▸ Exercise description:
Restate the records in their entirety, word for word.

▸ Data for this exercise:
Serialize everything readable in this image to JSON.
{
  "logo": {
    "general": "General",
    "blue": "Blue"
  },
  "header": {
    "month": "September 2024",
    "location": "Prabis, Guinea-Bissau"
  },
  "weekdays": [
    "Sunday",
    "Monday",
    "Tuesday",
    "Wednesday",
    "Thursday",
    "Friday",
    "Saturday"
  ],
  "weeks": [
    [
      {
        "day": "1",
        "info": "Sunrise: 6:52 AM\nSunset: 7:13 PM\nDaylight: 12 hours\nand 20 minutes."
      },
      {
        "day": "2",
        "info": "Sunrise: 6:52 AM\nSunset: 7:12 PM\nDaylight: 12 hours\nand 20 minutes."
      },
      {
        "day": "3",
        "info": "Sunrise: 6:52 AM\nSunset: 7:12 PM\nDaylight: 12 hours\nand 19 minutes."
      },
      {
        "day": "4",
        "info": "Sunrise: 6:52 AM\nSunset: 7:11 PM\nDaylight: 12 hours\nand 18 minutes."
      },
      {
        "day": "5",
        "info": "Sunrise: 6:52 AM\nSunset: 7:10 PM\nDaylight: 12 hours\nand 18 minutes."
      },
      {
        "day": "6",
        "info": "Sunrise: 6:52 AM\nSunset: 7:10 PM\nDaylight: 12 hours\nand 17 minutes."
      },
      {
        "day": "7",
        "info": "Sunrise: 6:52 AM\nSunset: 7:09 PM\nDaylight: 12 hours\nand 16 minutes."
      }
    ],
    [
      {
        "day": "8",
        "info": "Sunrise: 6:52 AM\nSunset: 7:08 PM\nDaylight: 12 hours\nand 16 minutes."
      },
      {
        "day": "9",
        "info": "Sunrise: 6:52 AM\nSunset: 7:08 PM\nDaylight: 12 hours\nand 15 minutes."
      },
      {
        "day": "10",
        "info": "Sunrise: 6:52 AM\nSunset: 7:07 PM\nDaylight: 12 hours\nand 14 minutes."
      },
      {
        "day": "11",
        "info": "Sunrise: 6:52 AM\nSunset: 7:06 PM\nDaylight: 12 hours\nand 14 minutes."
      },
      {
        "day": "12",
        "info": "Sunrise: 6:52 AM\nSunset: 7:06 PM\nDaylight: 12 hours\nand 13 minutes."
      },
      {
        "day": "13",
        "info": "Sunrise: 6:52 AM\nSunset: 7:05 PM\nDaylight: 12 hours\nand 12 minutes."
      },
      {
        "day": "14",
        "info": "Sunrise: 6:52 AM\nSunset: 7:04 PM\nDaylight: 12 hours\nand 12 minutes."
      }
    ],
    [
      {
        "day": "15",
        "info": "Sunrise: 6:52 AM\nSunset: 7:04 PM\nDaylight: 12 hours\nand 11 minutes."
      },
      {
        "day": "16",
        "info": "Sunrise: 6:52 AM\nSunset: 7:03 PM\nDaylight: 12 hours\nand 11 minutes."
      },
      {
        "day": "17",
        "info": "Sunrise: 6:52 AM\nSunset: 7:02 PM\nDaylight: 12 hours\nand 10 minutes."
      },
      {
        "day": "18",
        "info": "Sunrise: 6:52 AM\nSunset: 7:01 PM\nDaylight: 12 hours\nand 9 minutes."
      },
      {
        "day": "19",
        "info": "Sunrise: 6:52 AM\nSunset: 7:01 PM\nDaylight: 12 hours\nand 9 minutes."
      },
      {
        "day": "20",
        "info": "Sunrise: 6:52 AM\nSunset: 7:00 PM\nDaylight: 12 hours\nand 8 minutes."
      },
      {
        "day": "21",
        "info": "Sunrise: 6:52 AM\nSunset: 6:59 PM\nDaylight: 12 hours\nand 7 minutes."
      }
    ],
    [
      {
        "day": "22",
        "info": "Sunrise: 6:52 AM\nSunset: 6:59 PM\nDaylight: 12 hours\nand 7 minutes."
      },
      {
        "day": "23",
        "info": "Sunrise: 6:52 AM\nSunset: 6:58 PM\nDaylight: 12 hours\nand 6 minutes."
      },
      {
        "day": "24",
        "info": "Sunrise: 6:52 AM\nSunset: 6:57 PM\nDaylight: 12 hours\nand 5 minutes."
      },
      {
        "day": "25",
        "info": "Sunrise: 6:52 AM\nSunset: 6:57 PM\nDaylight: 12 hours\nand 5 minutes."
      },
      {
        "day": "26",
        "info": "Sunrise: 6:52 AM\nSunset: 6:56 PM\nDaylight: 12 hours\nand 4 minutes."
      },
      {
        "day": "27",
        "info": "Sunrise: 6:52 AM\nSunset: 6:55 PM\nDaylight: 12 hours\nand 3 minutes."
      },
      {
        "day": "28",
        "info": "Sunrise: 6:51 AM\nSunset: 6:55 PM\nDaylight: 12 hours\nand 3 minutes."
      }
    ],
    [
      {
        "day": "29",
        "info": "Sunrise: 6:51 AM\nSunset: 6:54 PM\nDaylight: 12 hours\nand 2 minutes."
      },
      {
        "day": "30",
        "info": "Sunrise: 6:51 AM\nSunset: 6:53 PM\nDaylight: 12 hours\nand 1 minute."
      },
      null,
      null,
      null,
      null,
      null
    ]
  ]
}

▸ The reply:
Serialize everything readable in this image to JSON.
{
  "logo": {
    "general": "General",
    "blue": "Blue"
  },
  "header": {
    "month": "September 2024",
    "location": "Prabis, Guinea-Bissau"
  },
  "weekdays": [
    "Sunday",
    "Monday",
    "Tuesday",
    "Wednesday",
    "Thursday",
    "Friday",
    "Saturday"
  ],
  "weeks": [
    [
      {
        "day": "1",
        "info": "Sunrise: 6:52 AM\nSunset: 7:13 PM\nDaylight: 12 hours\nand 20 minutes."
      },
      {
        "day": "2",
        "info": "Sunrise: 6:52 AM\nSunset: 7:12 PM\nDaylight: 12 hours\nand 20 minutes."
      },
      {
        "day": "3",
        "info": "Sunrise: 6:52 AM\nSunset: 7:12 PM\nDaylight: 12 hours\nand 19 minutes."
      },
      {
        "day": "4",
        "info": "Sunrise: 6:52 AM\nSunset: 7:11 PM\nDaylight: 12 hours\nand 18 minutes."
      },
      {
        "day": "5",
        "info": "Sunrise: 6:52 AM\nSunset: 7:10 PM\nDaylight: 12 hours\nand 18 minutes."
      },
      {
        "day": "6",
        "info": "Sunrise: 6:52 AM\nSunset: 7:10 PM\nDaylight: 12 hours\nand 17 minutes."
      },
      {
        "day": "7",
        "info": "Sunrise: 6:52 AM\nSunset: 7:09 PM\nDaylight: 12 hours\nand 16 minutes."
      }
    ],
    [
      {
        "day": "8",
        "info": "Sunrise: 6:52 AM\nSunset: 7:08 PM\nDaylight: 12 hours\nand 16 minutes."
      },
      {
        "day": "9",
        "info": "Sunrise: 6:52 AM\nSunset: 7:08 PM\nDaylight: 12 hours\nand 15 minutes."
      },
      {
        "day": "10",
        "info": "Sunrise: 6:52 AM\nSunset: 7:07 PM\nDaylight: 12 hours\nand 14 minutes."
      },
      {
        "day": "11",
        "info": "Sunrise: 6:52 AM\nSunset: 7:06 PM\nDaylight: 12 hours\nand 14 minutes."
      },
      {
        "day": "12",
        "info": "Sunrise: 6:52 AM\nSunset: 7:06 PM\nDaylight: 12 hours\nand 13 minutes."
      },
      {
        "day": "13",
        "info": "Sunrise: 6:52 AM\nSunset: 7:05 PM\nDaylight: 12 hours\nand 12 minutes."
      },
      {
        "day": "14",
        "info": "Sunrise: 6:52 AM\nSunset: 7:04 PM\nDaylight: 12 hours\nand 12 minutes."
      }
    ],
    [
      {
        "day": "15",
        "info": "Sunrise: 6:52 AM\nSunset: 7:04 PM\nDaylight: 12 hours\nand 11 minutes."
      },
      {
        "day": "16",
        "info": "Sunrise: 6:52 AM\nSunset: 7:03 PM\nDaylight: 12 hours\nand 11 minutes."
      },
      {
        "day": "17",
        "info": "Sunrise: 6:52 AM\nSunset: 7:02 PM\nDaylight: 12 hours\nand 10 minutes."
      },
      {
        "day": "18",
        "info": "Sunrise: 6:52 AM\nSunset: 7:01 PM\nDaylight: 12 hours\nand 9 minutes."
      },
      {
        "day": "19",
        "info": "Sunrise: 6:52 AM\nSunset: 7:01 PM\nDaylight: 12 hours\nand 9 minutes."
      },
      {
        "day": "20",
        "info": "Sunrise: 6:52 AM\nSunset: 7:00 PM\nDaylight: 12 hours\nand 8 minutes."
      },
      {
        "day": "21",
        "info": "Sunrise: 6:52 AM\nSunset: 6:59 PM\nDaylight: 12 hours\nand 7 minutes."
      }
    ],
    [
      {
        "day": "22",
        "info": "Sunrise: 6:52 AM\nSunset: 6:59 PM\nDaylight: 12 hours\nand 7 minutes."
      },
      {
        "day": "23",
        "info": "Sunrise: 6:52 AM\nSunset: 6:58 PM\nDaylight: 12 hours\nand 6 minutes."
      },
      {
        "day": "24",
        "info": "Sunrise: 6:52 AM\nSunset: 6:57 PM\nDaylight: 12 hours\nand 5 minutes."
      },
      {
        "day": "25",
        "info": "Sunrise: 6:52 AM\nSunset: 6:57 PM\nDaylight: 12 hours\nand 5 minutes."
      },
      {
        "day": "26",
        "info": "Sunrise: 6:52 AM\nSunset: 6:56 PM\nDaylight: 12 hours\nand 4 minutes."
      },
      {
        "day": "27",
        "info": "Sunrise: 6:52 AM\nSunset: 6:55 PM\nDaylight: 12 hours\nand 3 minutes."
      },
      {
        "day": "28",
        "info": "Sunrise: 6:51 AM\nSunset: 6:55 PM\nDaylight: 12 hours\nand 3 minutes."
      }
    ],
    [
      {
        "day": "29",
        "info": "Sunrise: 6:51 AM\nSunset: 6:54 PM\nDaylight: 12 hours\nand 2 minutes."
      },
      {
        "day": "30",
        "info": "Sunrise: 6:51 AM\nSunset: 6:53 PM\nDaylight: 12 hours\nand 1 minute."
      },
      null,
      null,
      null,
      null,
      null
    ]
  ]
}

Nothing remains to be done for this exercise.